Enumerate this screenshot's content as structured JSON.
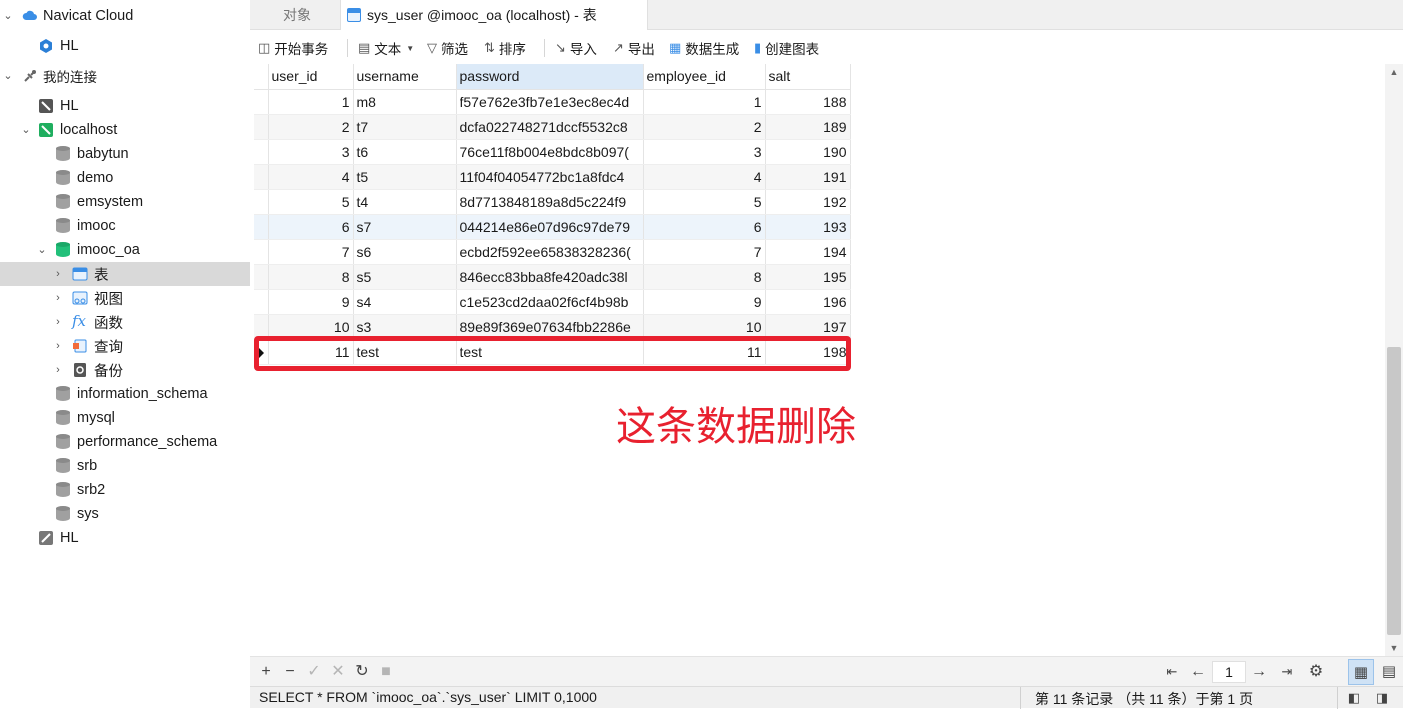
{
  "sidebar": {
    "items": [
      {
        "label": "Navicat Cloud",
        "icon": "cloud-icon",
        "chevron": "down"
      },
      {
        "label": "HL",
        "icon": "hex-icon"
      },
      {
        "label": "我的连接",
        "icon": "connection-group-icon",
        "chevron": "down"
      },
      {
        "label": "HL",
        "icon": "mysql-server-icon"
      },
      {
        "label": "localhost",
        "icon": "mysql-server-connected-icon",
        "chevron": "down"
      },
      {
        "label": "babytun",
        "icon": "database-icon"
      },
      {
        "label": "demo",
        "icon": "database-icon"
      },
      {
        "label": "emsystem",
        "icon": "database-icon"
      },
      {
        "label": "imooc",
        "icon": "database-icon"
      },
      {
        "label": "imooc_oa",
        "icon": "database-open-icon",
        "chevron": "down"
      },
      {
        "label": "表",
        "icon": "table-icon",
        "chevron": "right",
        "selected": true
      },
      {
        "label": "视图",
        "icon": "view-icon",
        "chevron": "right"
      },
      {
        "label": "函数",
        "icon": "function-icon",
        "chevron": "right"
      },
      {
        "label": "查询",
        "icon": "query-icon",
        "chevron": "right"
      },
      {
        "label": "备份",
        "icon": "backup-icon",
        "chevron": "right"
      },
      {
        "label": "information_schema",
        "icon": "database-icon"
      },
      {
        "label": "mysql",
        "icon": "database-icon"
      },
      {
        "label": "performance_schema",
        "icon": "database-icon"
      },
      {
        "label": "srb",
        "icon": "database-icon"
      },
      {
        "label": "srb2",
        "icon": "database-icon"
      },
      {
        "label": "sys",
        "icon": "database-icon"
      },
      {
        "label": "HL",
        "icon": "mysql-server-alt-icon"
      }
    ]
  },
  "tabs": [
    {
      "label": "对象",
      "active": false
    },
    {
      "label": "sys_user @imooc_oa (localhost) - 表",
      "active": true
    }
  ],
  "toolbar": {
    "begin_tx": "开始事务",
    "text": "文本",
    "filter": "筛选",
    "sort": "排序",
    "import": "导入",
    "export": "导出",
    "data_gen": "数据生成",
    "create_chart": "创建图表"
  },
  "grid": {
    "columns": [
      "user_id",
      "username",
      "password",
      "employee_id",
      "salt"
    ],
    "rows": [
      [
        "1",
        "m8",
        "f57e762e3fb7e1e3ec8ec4d",
        "1",
        "188"
      ],
      [
        "2",
        "t7",
        "dcfa022748271dccf5532c8",
        "2",
        "189"
      ],
      [
        "3",
        "t6",
        "76ce11f8b004e8bdc8b097(",
        "3",
        "190"
      ],
      [
        "4",
        "t5",
        "11f04f04054772bc1a8fdc4",
        "4",
        "191"
      ],
      [
        "5",
        "t4",
        "8d7713848189a8d5c224f9",
        "5",
        "192"
      ],
      [
        "6",
        "s7",
        "044214e86e07d96c97de79",
        "6",
        "193"
      ],
      [
        "7",
        "s6",
        "ecbd2f592ee65838328236(",
        "7",
        "194"
      ],
      [
        "8",
        "s5",
        "846ecc83bba8fe420adc38l",
        "8",
        "195"
      ],
      [
        "9",
        "s4",
        "c1e523cd2daa02f6cf4b98b",
        "9",
        "196"
      ],
      [
        "10",
        "s3",
        "89e89f369e07634fbb2286e",
        "10",
        "197"
      ],
      [
        "11",
        "test",
        "test",
        "11",
        "198"
      ]
    ]
  },
  "annotation": "这条数据删除",
  "pager": {
    "page": "1"
  },
  "status": {
    "sql": "SELECT * FROM `imooc_oa`.`sys_user` LIMIT 0,1000",
    "records": "第 11 条记录 （共 11 条）于第 1 页"
  },
  "colors": {
    "accent": "#3a8ee6",
    "annotation": "#e8212f",
    "selected_row": "#d9d9d9"
  }
}
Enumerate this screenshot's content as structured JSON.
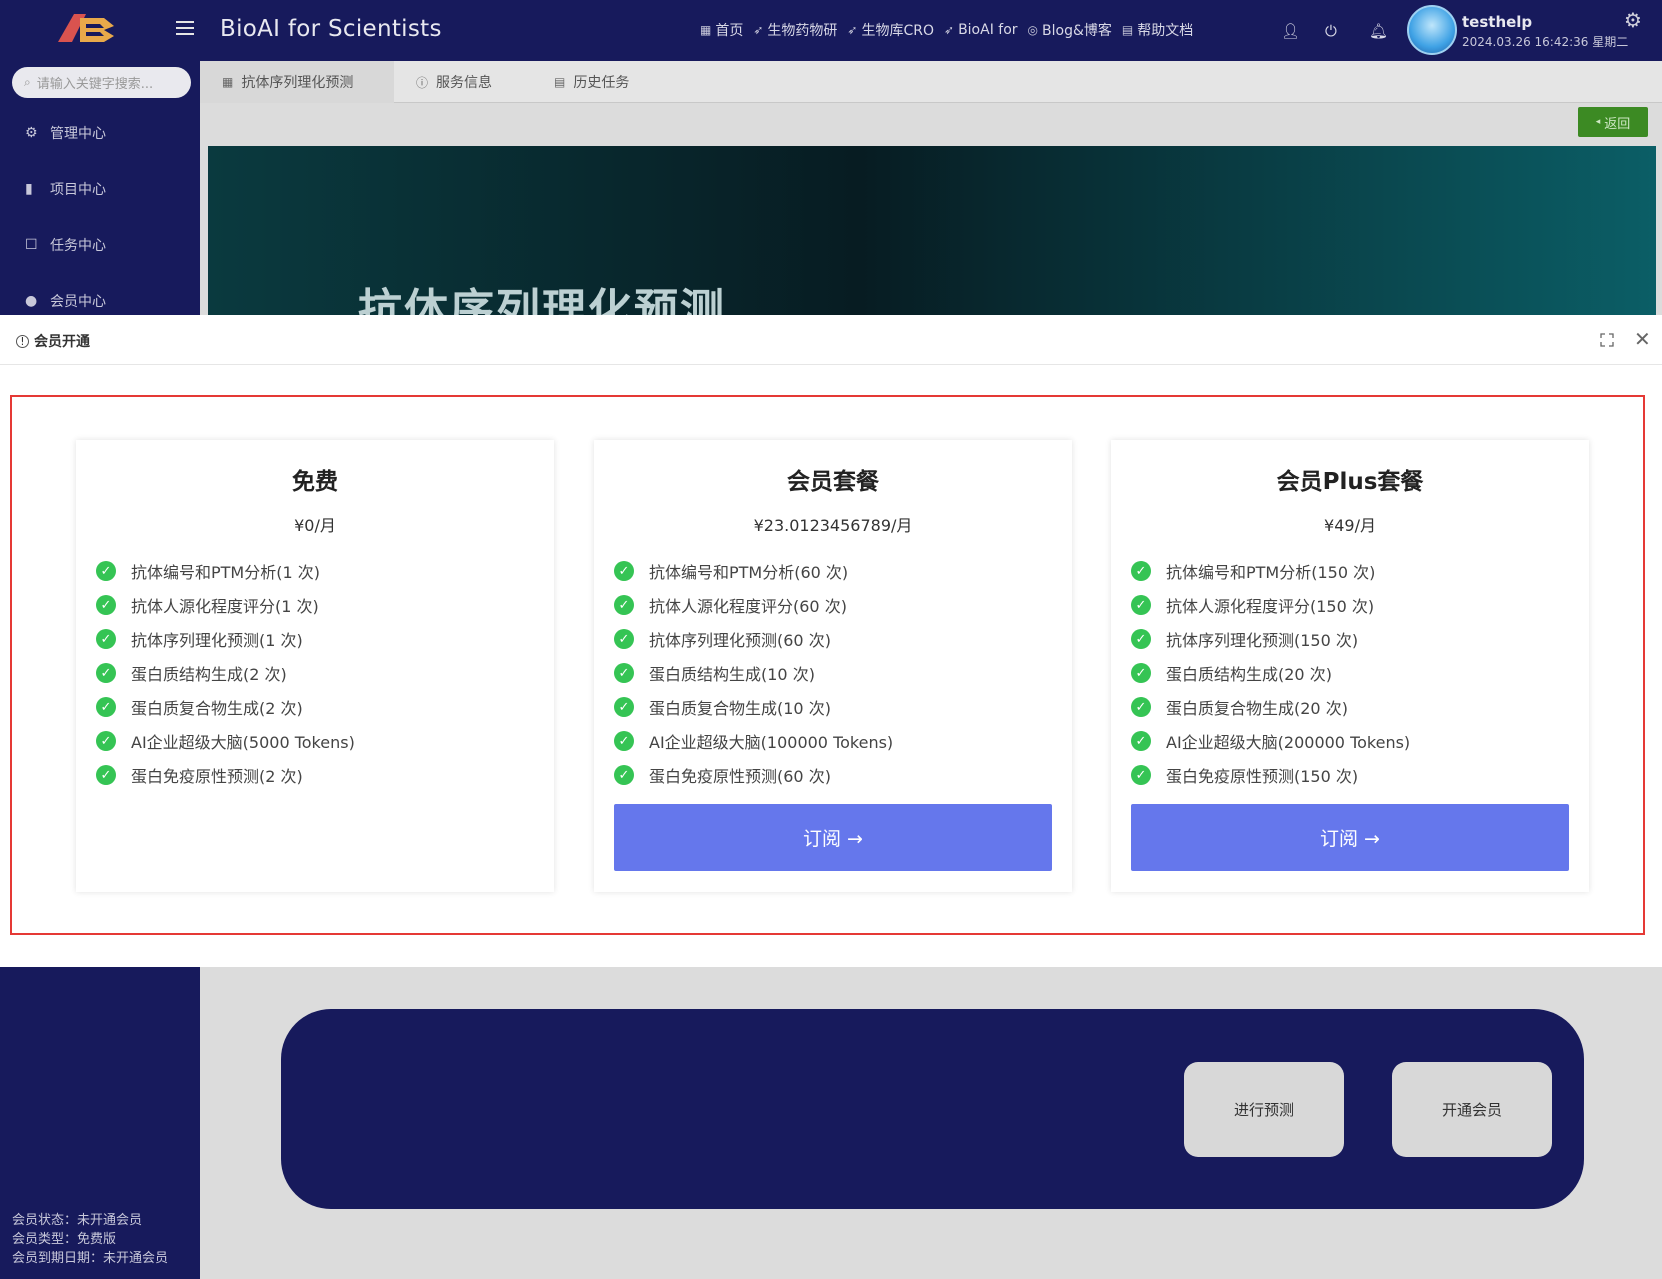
{
  "header": {
    "app_title": "BioAI for Scientists",
    "nav": [
      {
        "icon": "grid-icon",
        "label": "首页"
      },
      {
        "icon": "send-icon",
        "label": "生物药物研"
      },
      {
        "icon": "send-icon",
        "label": "生物库CRO"
      },
      {
        "icon": "send-icon",
        "label": "BioAI for"
      },
      {
        "icon": "chat-icon",
        "label": "Blog&博客"
      },
      {
        "icon": "doc-icon",
        "label": "帮助文档"
      }
    ],
    "user": {
      "name": "testhelp",
      "datetime": "2024.03.26 16:42:36 星期二"
    }
  },
  "sidebar": {
    "search_placeholder": "请输入关键字搜索...",
    "items": [
      {
        "icon": "gear-icon",
        "label": "管理中心"
      },
      {
        "icon": "bar-chart-icon",
        "label": "项目中心"
      },
      {
        "icon": "task-icon",
        "label": "任务中心"
      },
      {
        "icon": "user-icon",
        "label": "会员中心"
      }
    ],
    "member_status": "会员状态：未开通会员",
    "member_type": "会员类型：免费版",
    "member_expiry": "会员到期日期：未开通会员"
  },
  "tabs": [
    {
      "icon": "grid-icon",
      "label": "抗体序列理化预测"
    },
    {
      "icon": "info-icon",
      "label": "服务信息"
    },
    {
      "icon": "doc-icon",
      "label": "历史任务"
    }
  ],
  "return_label": "返回",
  "banner_title": "抗体序列理化预测",
  "actions": {
    "predict": "进行预测",
    "open_member": "开通会员"
  },
  "modal": {
    "title": "会员开通",
    "plans": [
      {
        "name": "免费",
        "price": "¥0/月",
        "features": [
          "抗体编号和PTM分析(1 次)",
          "抗体人源化程度评分(1 次)",
          "抗体序列理化预测(1 次)",
          "蛋白质结构生成(2 次)",
          "蛋白质复合物生成(2 次)",
          "AI企业超级大脑(5000 Tokens)",
          "蛋白免疫原性预测(2 次)"
        ],
        "button": ""
      },
      {
        "name": "会员套餐",
        "price": "¥23.0123456789/月",
        "features": [
          "抗体编号和PTM分析(60 次)",
          "抗体人源化程度评分(60 次)",
          "抗体序列理化预测(60 次)",
          "蛋白质结构生成(10 次)",
          "蛋白质复合物生成(10 次)",
          "AI企业超级大脑(100000 Tokens)",
          "蛋白免疫原性预测(60 次)"
        ],
        "button": "订阅 →"
      },
      {
        "name": "会员Plus套餐",
        "price": "¥49/月",
        "features": [
          "抗体编号和PTM分析(150 次)",
          "抗体人源化程度评分(150 次)",
          "抗体序列理化预测(150 次)",
          "蛋白质结构生成(20 次)",
          "蛋白质复合物生成(20 次)",
          "AI企业超级大脑(200000 Tokens)",
          "蛋白免疫原性预测(150 次)"
        ],
        "button": "订阅 →"
      }
    ]
  },
  "colors": {
    "nav_bg": "#171a5c",
    "accent": "#6577ec",
    "check": "#35c454",
    "highlight": "#e53935",
    "return": "#3c8a23"
  }
}
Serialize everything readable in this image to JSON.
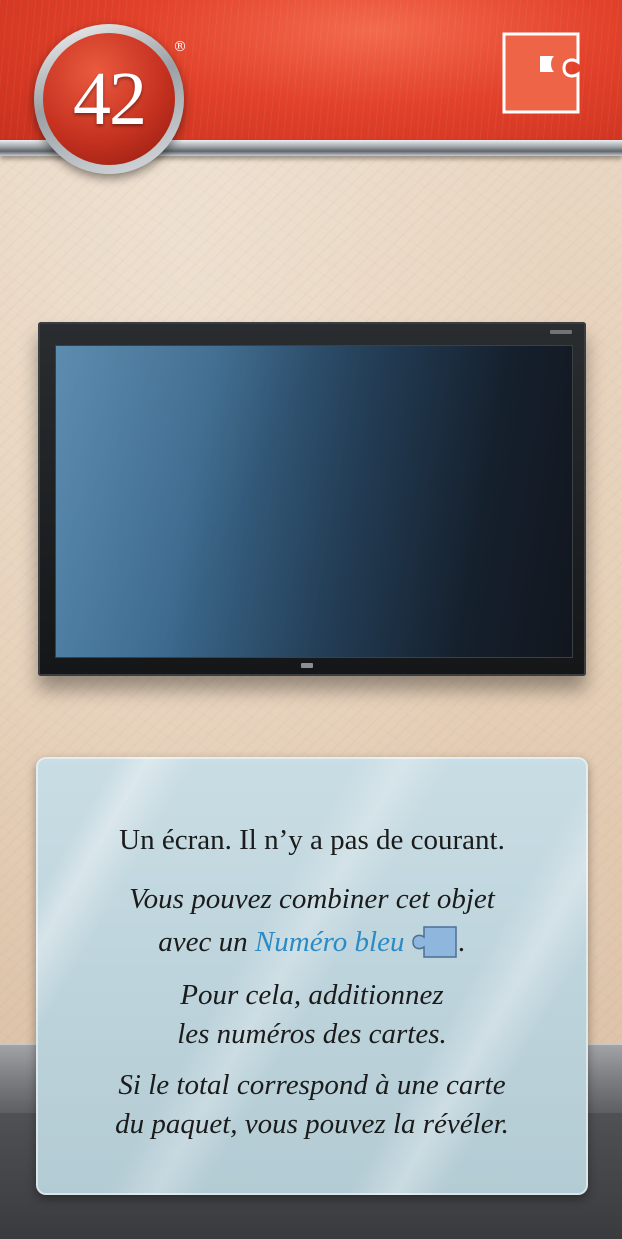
{
  "card": {
    "number": "42",
    "number_mark": "®",
    "description": "Un écran. Il n’y a pas de courant.",
    "combine_line1": "Vous pouvez combiner cet objet",
    "combine_prefix": "avec un ",
    "combine_highlight": "Numéro bleu",
    "combine_suffix": ".",
    "rule_line1": "Pour cela, additionnez",
    "rule_line2": "les numéros des cartes.",
    "reveal_line1": "Si le total correspond à une carte",
    "reveal_line2": "du paquet, vous pouvez la révéler."
  },
  "icons": {
    "header": "red-puzzle-piece-icon",
    "inline": "blue-puzzle-piece-icon"
  },
  "colors": {
    "banner": "#e2412a",
    "highlight_blue": "#2a8bc6",
    "panel": "#c9dde4"
  }
}
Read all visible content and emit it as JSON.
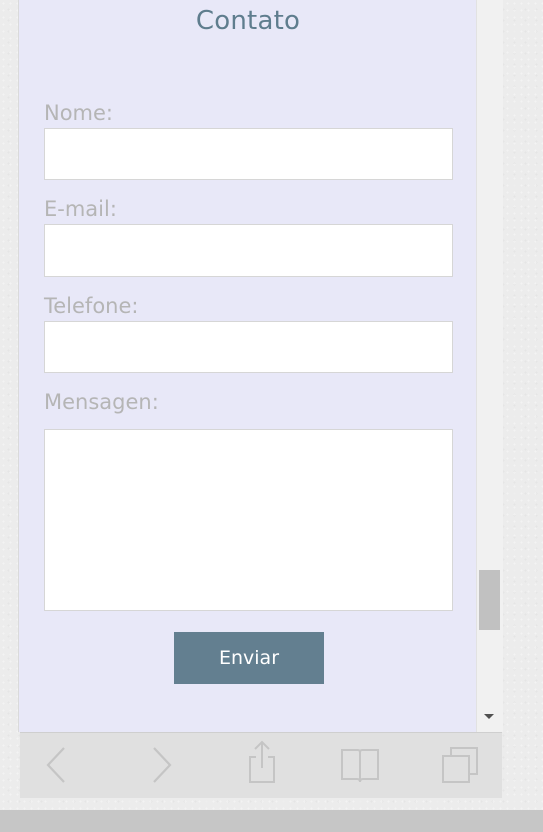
{
  "form": {
    "title": "Contato",
    "fields": [
      {
        "label": "Nome:",
        "value": "",
        "placeholder": ""
      },
      {
        "label": "E-mail:",
        "value": "",
        "placeholder": ""
      },
      {
        "label": "Telefone:",
        "value": "",
        "placeholder": ""
      },
      {
        "label": "Mensagen:",
        "value": "",
        "placeholder": ""
      }
    ],
    "submit_label": "Enviar"
  },
  "toolbar": {
    "icons": [
      "back-icon",
      "forward-icon",
      "share-icon",
      "bookmarks-icon",
      "tabs-icon"
    ]
  },
  "colors": {
    "page_bg": "#e8e8f8",
    "title": "#5f7d8e",
    "label": "#b5b5b5",
    "button": "#637f90"
  }
}
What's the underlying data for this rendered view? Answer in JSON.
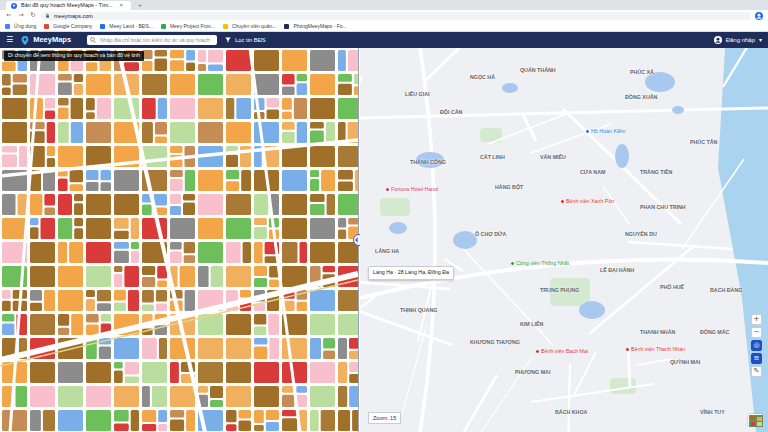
----
▸ What you will do: Only the number is wanted: how many lines contain the string "抗体编号和PTM分析"?

▸ Solution to the problem: 3